Dataset excerpts

....

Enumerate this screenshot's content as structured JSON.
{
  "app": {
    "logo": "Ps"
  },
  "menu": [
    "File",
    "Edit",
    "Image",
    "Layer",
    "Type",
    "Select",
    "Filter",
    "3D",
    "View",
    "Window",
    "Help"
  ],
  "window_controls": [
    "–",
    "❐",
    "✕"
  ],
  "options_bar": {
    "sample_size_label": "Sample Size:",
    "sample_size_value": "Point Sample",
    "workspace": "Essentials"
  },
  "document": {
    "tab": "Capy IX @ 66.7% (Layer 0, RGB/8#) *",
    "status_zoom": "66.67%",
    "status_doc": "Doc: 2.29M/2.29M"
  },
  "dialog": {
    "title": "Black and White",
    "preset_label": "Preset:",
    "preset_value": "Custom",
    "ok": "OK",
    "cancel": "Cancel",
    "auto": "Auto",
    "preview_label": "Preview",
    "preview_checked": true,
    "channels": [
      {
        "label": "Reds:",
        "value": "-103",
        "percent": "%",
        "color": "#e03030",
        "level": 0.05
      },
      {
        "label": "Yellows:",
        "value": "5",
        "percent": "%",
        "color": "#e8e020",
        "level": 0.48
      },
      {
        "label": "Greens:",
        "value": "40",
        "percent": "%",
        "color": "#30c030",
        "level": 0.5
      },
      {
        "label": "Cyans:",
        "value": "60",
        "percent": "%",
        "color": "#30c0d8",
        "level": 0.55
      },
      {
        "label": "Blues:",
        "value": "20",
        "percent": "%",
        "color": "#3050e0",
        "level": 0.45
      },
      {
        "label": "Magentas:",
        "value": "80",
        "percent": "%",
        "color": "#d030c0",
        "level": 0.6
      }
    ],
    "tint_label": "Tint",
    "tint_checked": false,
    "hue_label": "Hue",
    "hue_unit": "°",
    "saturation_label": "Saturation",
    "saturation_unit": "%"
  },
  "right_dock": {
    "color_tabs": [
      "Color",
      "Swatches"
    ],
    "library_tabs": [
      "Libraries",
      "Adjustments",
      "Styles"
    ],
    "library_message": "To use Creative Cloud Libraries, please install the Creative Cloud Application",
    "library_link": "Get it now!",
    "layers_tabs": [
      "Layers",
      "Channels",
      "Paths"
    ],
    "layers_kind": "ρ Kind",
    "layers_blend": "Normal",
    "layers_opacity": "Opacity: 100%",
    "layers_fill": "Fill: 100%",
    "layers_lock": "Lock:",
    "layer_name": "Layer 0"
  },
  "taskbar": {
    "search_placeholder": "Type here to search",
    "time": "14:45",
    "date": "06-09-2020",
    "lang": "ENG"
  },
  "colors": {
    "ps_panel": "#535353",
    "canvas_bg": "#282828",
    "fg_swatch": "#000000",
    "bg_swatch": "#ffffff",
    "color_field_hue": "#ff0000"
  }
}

....

| Task to carry out |
Print all the data exactly.

| In response |
Enumerate this screenshot's content as structured JSON.
{
  "app": {
    "logo": "Ps"
  },
  "menu": [
    "File",
    "Edit",
    "Image",
    "Layer",
    "Type",
    "Select",
    "Filter",
    "3D",
    "View",
    "Window",
    "Help"
  ],
  "window_controls": [
    "–",
    "❐",
    "✕"
  ],
  "options_bar": {
    "sample_size_label": "Sample Size:",
    "sample_size_value": "Point Sample",
    "workspace": "Essentials"
  },
  "document": {
    "tab": "Capy IX @ 66.7% (Layer 0, RGB/8#) *",
    "status_zoom": "66.67%",
    "status_doc": "Doc: 2.29M/2.29M"
  },
  "dialog": {
    "title": "Black and White",
    "preset_label": "Preset:",
    "preset_value": "Custom",
    "ok": "OK",
    "cancel": "Cancel",
    "auto": "Auto",
    "preview_label": "Preview",
    "preview_checked": true,
    "channels": [
      {
        "label": "Reds:",
        "value": "-103",
        "percent": "%",
        "color": "#e03030",
        "level": 0.05
      },
      {
        "label": "Yellows:",
        "value": "5",
        "percent": "%",
        "color": "#e8e020",
        "level": 0.48
      },
      {
        "label": "Greens:",
        "value": "40",
        "percent": "%",
        "color": "#30c030",
        "level": 0.5
      },
      {
        "label": "Cyans:",
        "value": "60",
        "percent": "%",
        "color": "#30c0d8",
        "level": 0.55
      },
      {
        "label": "Blues:",
        "value": "20",
        "percent": "%",
        "color": "#3050e0",
        "level": 0.45
      },
      {
        "label": "Magentas:",
        "value": "80",
        "percent": "%",
        "color": "#d030c0",
        "level": 0.6
      }
    ],
    "tint_label": "Tint",
    "tint_checked": false,
    "hue_label": "Hue",
    "hue_unit": "°",
    "saturation_label": "Saturation",
    "saturation_unit": "%"
  },
  "right_dock": {
    "color_tabs": [
      "Color",
      "Swatches"
    ],
    "library_tabs": [
      "Libraries",
      "Adjustments",
      "Styles"
    ],
    "library_message": "To use Creative Cloud Libraries, please install the Creative Cloud Application",
    "library_link": "Get it now!",
    "layers_tabs": [
      "Layers",
      "Channels",
      "Paths"
    ],
    "layers_kind": "ρ Kind",
    "layers_blend": "Normal",
    "layers_opacity": "Opacity: 100%",
    "layers_fill": "Fill: 100%",
    "layers_lock": "Lock:",
    "layer_name": "Layer 0"
  },
  "taskbar": {
    "search_placeholder": "Type here to search",
    "time": "14:45",
    "date": "06-09-2020",
    "lang": "ENG"
  },
  "colors": {
    "ps_panel": "#535353",
    "canvas_bg": "#282828",
    "fg_swatch": "#000000",
    "bg_swatch": "#ffffff",
    "color_field_hue": "#ff0000"
  }
}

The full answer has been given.